===== SUPPLIED ENTRIES
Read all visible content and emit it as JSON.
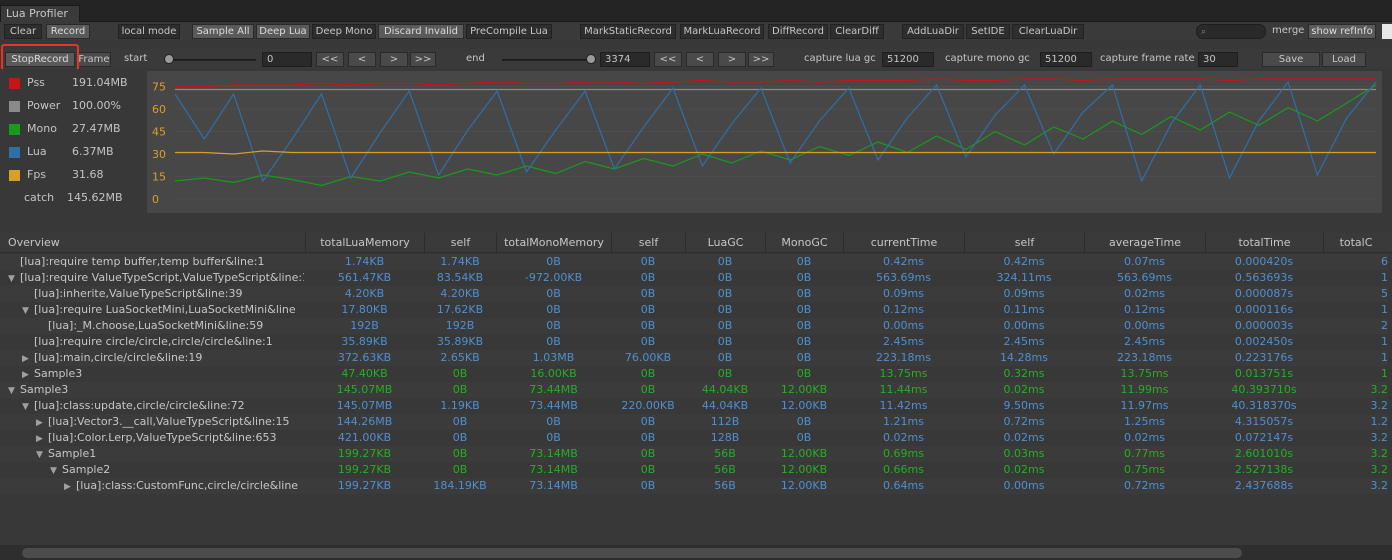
{
  "window": {
    "title": "Lua Profiler"
  },
  "toolbar1": {
    "clear": "Clear",
    "record": "Record",
    "local_mode": "local mode",
    "sample_all": "Sample All",
    "deep_lua": "Deep Lua",
    "deep_mono": "Deep Mono",
    "discard_invalid": "Discard Invalid",
    "precompile_lua": "PreCompile Lua",
    "mark_static": "MarkStaticRecord",
    "mark_lua": "MarkLuaRecord",
    "diff_record": "DiffRecord",
    "clear_diff": "ClearDiff",
    "add_lua_dir": "AddLuaDir",
    "set_ide": "SetIDE",
    "clear_lua_dir": "ClearLuaDir",
    "search_value": "",
    "merge": "merge",
    "show_ref_info": "show refInfo"
  },
  "toolbar2": {
    "stop_record": "StopRecord",
    "frame": "Frame",
    "start_label": "start",
    "start_value": "0",
    "start_position": 0,
    "prev_far": "<<",
    "prev": "<",
    "next": ">",
    "next_far": ">>",
    "end_label": "end",
    "end_value": "3374",
    "end_position": 1,
    "capture_lua_gc_label": "capture lua gc",
    "capture_lua_gc": "51200",
    "capture_mono_gc_label": "capture mono gc",
    "capture_mono_gc": "51200",
    "capture_frame_rate_label": "capture frame rate",
    "capture_frame_rate": "30",
    "save": "Save",
    "load": "Load"
  },
  "legend": [
    {
      "name": "Pss",
      "value": "191.04MB",
      "color": "#c81414"
    },
    {
      "name": "Power",
      "value": "100.00%",
      "color": "#8a8a8a"
    },
    {
      "name": "Mono",
      "value": "27.47MB",
      "color": "#1a9a1a"
    },
    {
      "name": "Lua",
      "value": "6.37MB",
      "color": "#2f6fa8"
    },
    {
      "name": "Fps",
      "value": "31.68",
      "color": "#d8a028"
    }
  ],
  "catch": {
    "label": "catch",
    "value": "145.62MB"
  },
  "chart_data": {
    "type": "line",
    "ylim": [
      0,
      80
    ],
    "y_ticks": [
      "75",
      "60",
      "45",
      "30",
      "15",
      "0"
    ],
    "series": [
      {
        "name": "Pss",
        "color": "#c81414",
        "values": [
          75,
          75,
          76,
          76,
          76,
          77,
          76,
          77,
          77,
          76,
          77,
          78,
          77,
          77,
          78,
          78,
          77,
          78,
          79,
          78,
          78,
          79,
          78,
          79,
          79,
          79,
          80,
          79,
          79,
          80,
          80,
          79,
          80,
          80,
          80,
          80,
          79,
          80,
          80,
          80,
          80,
          80
        ]
      },
      {
        "name": "Power",
        "color": "#8a8a8a",
        "values": [
          73,
          73,
          73,
          73,
          73,
          73,
          73,
          73,
          73,
          73,
          73,
          73,
          73,
          73,
          73,
          73,
          73,
          73,
          73,
          73,
          73,
          73,
          73,
          73,
          73,
          73,
          73,
          73,
          73,
          73,
          73,
          73,
          73,
          73,
          73,
          73,
          73,
          73,
          73,
          73,
          73,
          73
        ]
      },
      {
        "name": "Mono",
        "color": "#1a9a1a",
        "values": [
          12,
          14,
          11,
          16,
          13,
          9,
          15,
          12,
          18,
          14,
          20,
          16,
          22,
          17,
          25,
          20,
          27,
          22,
          30,
          24,
          32,
          26,
          35,
          29,
          38,
          31,
          42,
          33,
          45,
          36,
          48,
          40,
          52,
          43,
          55,
          46,
          58,
          49,
          61,
          52,
          64,
          76
        ]
      },
      {
        "name": "Lua",
        "color": "#2f6fa8",
        "values": [
          70,
          40,
          70,
          12,
          40,
          70,
          14,
          44,
          72,
          16,
          46,
          72,
          18,
          46,
          72,
          20,
          48,
          74,
          22,
          50,
          74,
          24,
          52,
          74,
          26,
          54,
          76,
          28,
          56,
          76,
          30,
          58,
          76,
          12,
          50,
          76,
          14,
          52,
          78,
          16,
          54,
          78
        ]
      },
      {
        "name": "Fps",
        "color": "#d8a028",
        "values": [
          31,
          31,
          30,
          32,
          31,
          31,
          31,
          31,
          31,
          31,
          31,
          31,
          31,
          31,
          31,
          31,
          31,
          31,
          31,
          31,
          31,
          31,
          31,
          31,
          31,
          31,
          31,
          31,
          31,
          31,
          31,
          31,
          31,
          31,
          31,
          31,
          31,
          31,
          31,
          31,
          31,
          31
        ]
      }
    ]
  },
  "columns": [
    "Overview",
    "totalLuaMemory",
    "self",
    "totalMonoMemory",
    "self",
    "LuaGC",
    "MonoGC",
    "currentTime",
    "self",
    "averageTime",
    "totalTime",
    "totalC"
  ],
  "rows": [
    {
      "indent": 0,
      "arrow": "",
      "name": "[lua]:require temp buffer,temp buffer&line:1",
      "color": "blue",
      "cells": [
        "1.74KB",
        "1.74KB",
        "0B",
        "0B",
        "0B",
        "0B",
        "0.42ms",
        "0.42ms",
        "0.07ms",
        "0.000420s",
        "6"
      ]
    },
    {
      "indent": 0,
      "arrow": "▼",
      "name": "[lua]:require ValueTypeScript,ValueTypeScript&line:1",
      "color": "blue",
      "cells": [
        "561.47KB",
        "83.54KB",
        "-972.00KB",
        "0B",
        "0B",
        "0B",
        "563.69ms",
        "324.11ms",
        "563.69ms",
        "0.563693s",
        "1"
      ]
    },
    {
      "indent": 1,
      "arrow": "",
      "name": "[lua]:inherite,ValueTypeScript&line:39",
      "color": "blue",
      "cells": [
        "4.20KB",
        "4.20KB",
        "0B",
        "0B",
        "0B",
        "0B",
        "0.09ms",
        "0.09ms",
        "0.02ms",
        "0.000087s",
        "5"
      ]
    },
    {
      "indent": 1,
      "arrow": "▼",
      "name": "[lua]:require LuaSocketMini,LuaSocketMini&line",
      "color": "blue",
      "cells": [
        "17.80KB",
        "17.62KB",
        "0B",
        "0B",
        "0B",
        "0B",
        "0.12ms",
        "0.11ms",
        "0.12ms",
        "0.000116s",
        "1"
      ]
    },
    {
      "indent": 2,
      "arrow": "",
      "name": "[lua]:_M.choose,LuaSocketMini&line:59",
      "color": "blue",
      "cells": [
        "192B",
        "192B",
        "0B",
        "0B",
        "0B",
        "0B",
        "0.00ms",
        "0.00ms",
        "0.00ms",
        "0.000003s",
        "2"
      ]
    },
    {
      "indent": 1,
      "arrow": "",
      "name": "[lua]:require circle/circle,circle/circle&line:1",
      "color": "blue",
      "cells": [
        "35.89KB",
        "35.89KB",
        "0B",
        "0B",
        "0B",
        "0B",
        "2.45ms",
        "2.45ms",
        "2.45ms",
        "0.002450s",
        "1"
      ]
    },
    {
      "indent": 1,
      "arrow": "▶",
      "name": "[lua]:main,circle/circle&line:19",
      "color": "blue",
      "cells": [
        "372.63KB",
        "2.65KB",
        "1.03MB",
        "76.00KB",
        "0B",
        "0B",
        "223.18ms",
        "14.28ms",
        "223.18ms",
        "0.223176s",
        "1"
      ]
    },
    {
      "indent": 1,
      "arrow": "▶",
      "name": "Sample3",
      "color": "green",
      "cells": [
        "47.40KB",
        "0B",
        "16.00KB",
        "0B",
        "0B",
        "0B",
        "13.75ms",
        "0.32ms",
        "13.75ms",
        "0.013751s",
        "1"
      ]
    },
    {
      "indent": 0,
      "arrow": "▼",
      "name": "Sample3",
      "color": "green",
      "cells": [
        "145.07MB",
        "0B",
        "73.44MB",
        "0B",
        "44.04KB",
        "12.00KB",
        "11.44ms",
        "0.02ms",
        "11.99ms",
        "40.393710s",
        "3.2"
      ]
    },
    {
      "indent": 1,
      "arrow": "▼",
      "name": "[lua]:class:update,circle/circle&line:72",
      "color": "blue",
      "cells": [
        "145.07MB",
        "1.19KB",
        "73.44MB",
        "220.00KB",
        "44.04KB",
        "12.00KB",
        "11.42ms",
        "9.50ms",
        "11.97ms",
        "40.318370s",
        "3.2"
      ]
    },
    {
      "indent": 2,
      "arrow": "▶",
      "name": "[lua]:Vector3.__call,ValueTypeScript&line:15",
      "color": "blue",
      "cells": [
        "144.26MB",
        "0B",
        "0B",
        "0B",
        "112B",
        "0B",
        "1.21ms",
        "0.72ms",
        "1.25ms",
        "4.315057s",
        "1.2"
      ]
    },
    {
      "indent": 2,
      "arrow": "▶",
      "name": "[lua]:Color.Lerp,ValueTypeScript&line:653",
      "color": "blue",
      "cells": [
        "421.00KB",
        "0B",
        "0B",
        "0B",
        "128B",
        "0B",
        "0.02ms",
        "0.02ms",
        "0.02ms",
        "0.072147s",
        "3.2"
      ]
    },
    {
      "indent": 2,
      "arrow": "▼",
      "name": "Sample1",
      "color": "green",
      "cells": [
        "199.27KB",
        "0B",
        "73.14MB",
        "0B",
        "56B",
        "12.00KB",
        "0.69ms",
        "0.03ms",
        "0.77ms",
        "2.601010s",
        "3.2"
      ]
    },
    {
      "indent": 3,
      "arrow": "▼",
      "name": "Sample2",
      "color": "green",
      "cells": [
        "199.27KB",
        "0B",
        "73.14MB",
        "0B",
        "56B",
        "12.00KB",
        "0.66ms",
        "0.02ms",
        "0.75ms",
        "2.527138s",
        "3.2"
      ]
    },
    {
      "indent": 4,
      "arrow": "▶",
      "name": "[lua]:class:CustomFunc,circle/circle&line",
      "color": "blue",
      "cells": [
        "199.27KB",
        "184.19KB",
        "73.14MB",
        "0B",
        "56B",
        "12.00KB",
        "0.64ms",
        "0.00ms",
        "0.72ms",
        "2.437688s",
        "3.2"
      ]
    }
  ]
}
==========
» **SHORT EXERCISE**
Find how many lines in the listing hold "LuaSocketMini", and reply with that number only.

» **RESPONSE FOR THIS EXERCISE**
2